Transcribe precisely those lines of the listing that fall between the line containing "Enumerate this screenshot's" and the last line, inclusive of both.

▶ [Stored records]:
-------

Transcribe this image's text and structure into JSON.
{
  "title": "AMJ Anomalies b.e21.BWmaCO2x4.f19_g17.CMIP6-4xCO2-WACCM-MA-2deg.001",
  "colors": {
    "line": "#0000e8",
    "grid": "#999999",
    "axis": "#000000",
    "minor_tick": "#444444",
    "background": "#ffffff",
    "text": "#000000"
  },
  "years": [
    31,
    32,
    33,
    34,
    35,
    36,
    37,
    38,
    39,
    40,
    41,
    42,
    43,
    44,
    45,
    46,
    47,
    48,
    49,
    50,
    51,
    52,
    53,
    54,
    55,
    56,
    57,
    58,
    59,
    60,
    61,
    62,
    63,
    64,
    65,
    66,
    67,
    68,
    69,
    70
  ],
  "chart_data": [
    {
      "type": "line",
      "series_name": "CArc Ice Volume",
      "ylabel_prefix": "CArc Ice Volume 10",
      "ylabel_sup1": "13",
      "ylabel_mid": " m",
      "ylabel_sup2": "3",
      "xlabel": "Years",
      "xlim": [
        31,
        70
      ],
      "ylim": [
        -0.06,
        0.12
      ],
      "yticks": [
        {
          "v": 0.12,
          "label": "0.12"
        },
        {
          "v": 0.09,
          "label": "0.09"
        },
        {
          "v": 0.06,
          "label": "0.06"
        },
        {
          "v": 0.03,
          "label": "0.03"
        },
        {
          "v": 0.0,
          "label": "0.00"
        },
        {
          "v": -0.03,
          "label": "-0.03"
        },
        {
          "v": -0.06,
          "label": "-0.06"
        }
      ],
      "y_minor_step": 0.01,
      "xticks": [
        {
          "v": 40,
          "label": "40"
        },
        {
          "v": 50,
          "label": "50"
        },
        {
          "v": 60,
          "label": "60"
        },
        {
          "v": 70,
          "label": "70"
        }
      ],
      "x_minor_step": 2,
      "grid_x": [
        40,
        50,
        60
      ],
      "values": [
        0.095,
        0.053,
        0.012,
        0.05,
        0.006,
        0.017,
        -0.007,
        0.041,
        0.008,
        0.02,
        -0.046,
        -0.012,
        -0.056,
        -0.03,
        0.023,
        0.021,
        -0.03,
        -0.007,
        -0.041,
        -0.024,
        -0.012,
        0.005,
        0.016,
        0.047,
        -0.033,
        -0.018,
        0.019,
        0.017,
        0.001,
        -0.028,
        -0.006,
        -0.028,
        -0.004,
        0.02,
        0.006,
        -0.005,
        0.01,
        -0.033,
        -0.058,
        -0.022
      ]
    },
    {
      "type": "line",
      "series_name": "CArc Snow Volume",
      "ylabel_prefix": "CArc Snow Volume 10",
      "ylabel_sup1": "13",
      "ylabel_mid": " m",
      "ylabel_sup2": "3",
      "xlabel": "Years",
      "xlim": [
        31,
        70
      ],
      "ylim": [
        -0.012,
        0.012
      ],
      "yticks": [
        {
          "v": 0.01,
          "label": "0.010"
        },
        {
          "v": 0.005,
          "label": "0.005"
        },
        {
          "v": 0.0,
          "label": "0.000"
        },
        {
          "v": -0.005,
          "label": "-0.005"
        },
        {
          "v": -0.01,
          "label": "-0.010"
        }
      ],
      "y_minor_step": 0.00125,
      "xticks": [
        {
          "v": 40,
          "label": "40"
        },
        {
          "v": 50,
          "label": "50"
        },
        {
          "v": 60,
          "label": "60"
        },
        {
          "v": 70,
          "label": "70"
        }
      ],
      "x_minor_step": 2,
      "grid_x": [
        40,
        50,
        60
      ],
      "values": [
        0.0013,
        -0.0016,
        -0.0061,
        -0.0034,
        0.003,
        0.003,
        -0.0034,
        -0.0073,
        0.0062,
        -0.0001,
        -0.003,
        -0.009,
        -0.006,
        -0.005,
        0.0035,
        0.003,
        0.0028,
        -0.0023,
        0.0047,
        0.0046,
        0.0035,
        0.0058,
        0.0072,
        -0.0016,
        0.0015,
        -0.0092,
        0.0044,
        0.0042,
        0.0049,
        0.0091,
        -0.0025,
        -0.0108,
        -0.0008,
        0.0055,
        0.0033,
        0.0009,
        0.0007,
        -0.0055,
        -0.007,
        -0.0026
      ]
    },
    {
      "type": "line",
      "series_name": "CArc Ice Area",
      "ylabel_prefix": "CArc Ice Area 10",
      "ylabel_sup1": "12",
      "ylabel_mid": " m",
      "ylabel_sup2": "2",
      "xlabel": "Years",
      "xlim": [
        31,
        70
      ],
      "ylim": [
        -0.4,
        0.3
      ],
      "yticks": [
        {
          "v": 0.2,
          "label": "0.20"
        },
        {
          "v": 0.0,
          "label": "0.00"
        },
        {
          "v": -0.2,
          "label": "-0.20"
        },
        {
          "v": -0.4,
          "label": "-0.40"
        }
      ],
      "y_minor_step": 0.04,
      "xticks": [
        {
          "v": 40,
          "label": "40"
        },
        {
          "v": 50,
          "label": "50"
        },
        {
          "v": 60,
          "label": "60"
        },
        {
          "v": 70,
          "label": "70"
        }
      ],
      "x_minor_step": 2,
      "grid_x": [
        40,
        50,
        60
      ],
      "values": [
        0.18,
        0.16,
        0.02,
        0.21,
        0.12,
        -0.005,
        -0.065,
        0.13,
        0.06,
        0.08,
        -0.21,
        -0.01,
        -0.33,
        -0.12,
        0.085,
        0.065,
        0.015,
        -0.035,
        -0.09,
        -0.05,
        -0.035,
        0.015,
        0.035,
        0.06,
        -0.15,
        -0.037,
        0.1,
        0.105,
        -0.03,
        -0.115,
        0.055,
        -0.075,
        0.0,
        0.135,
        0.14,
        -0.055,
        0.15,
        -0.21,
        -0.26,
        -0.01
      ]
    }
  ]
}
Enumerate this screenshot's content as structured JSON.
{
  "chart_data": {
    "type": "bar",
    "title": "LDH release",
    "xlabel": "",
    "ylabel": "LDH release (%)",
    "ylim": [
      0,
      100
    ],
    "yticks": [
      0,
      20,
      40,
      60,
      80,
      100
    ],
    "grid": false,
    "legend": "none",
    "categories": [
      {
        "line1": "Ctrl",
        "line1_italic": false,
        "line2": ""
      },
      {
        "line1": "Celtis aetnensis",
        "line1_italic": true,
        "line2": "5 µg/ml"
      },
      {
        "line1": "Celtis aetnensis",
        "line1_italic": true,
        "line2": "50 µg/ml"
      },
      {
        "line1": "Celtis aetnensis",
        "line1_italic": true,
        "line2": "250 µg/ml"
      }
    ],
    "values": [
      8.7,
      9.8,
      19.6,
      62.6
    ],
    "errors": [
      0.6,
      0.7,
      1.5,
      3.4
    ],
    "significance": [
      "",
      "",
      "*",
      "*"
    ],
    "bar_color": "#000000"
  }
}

-------

▶ [Solution below]:
Enumerate this screenshot's content as structured JSON.
{
  "chart_data": {
    "type": "bar",
    "title": "LDH release",
    "xlabel": "",
    "ylabel": "LDH release (%)",
    "ylim": [
      0,
      100
    ],
    "yticks": [
      0,
      20,
      40,
      60,
      80,
      100
    ],
    "grid": false,
    "legend": "none",
    "categories": [
      {
        "line1": "Ctrl",
        "line1_italic": false,
        "line2": ""
      },
      {
        "line1": "Celtis aetnensis",
        "line1_italic": true,
        "line2": "5 µg/ml"
      },
      {
        "line1": "Celtis aetnensis",
        "line1_italic": true,
        "line2": "50 µg/ml"
      },
      {
        "line1": "Celtis aetnensis",
        "line1_italic": true,
        "line2": "250 µg/ml"
      }
    ],
    "values": [
      8.7,
      9.8,
      19.6,
      62.6
    ],
    "errors": [
      0.6,
      0.7,
      1.5,
      3.4
    ],
    "significance": [
      "",
      "",
      "*",
      "*"
    ],
    "bar_color": "#000000"
  }
}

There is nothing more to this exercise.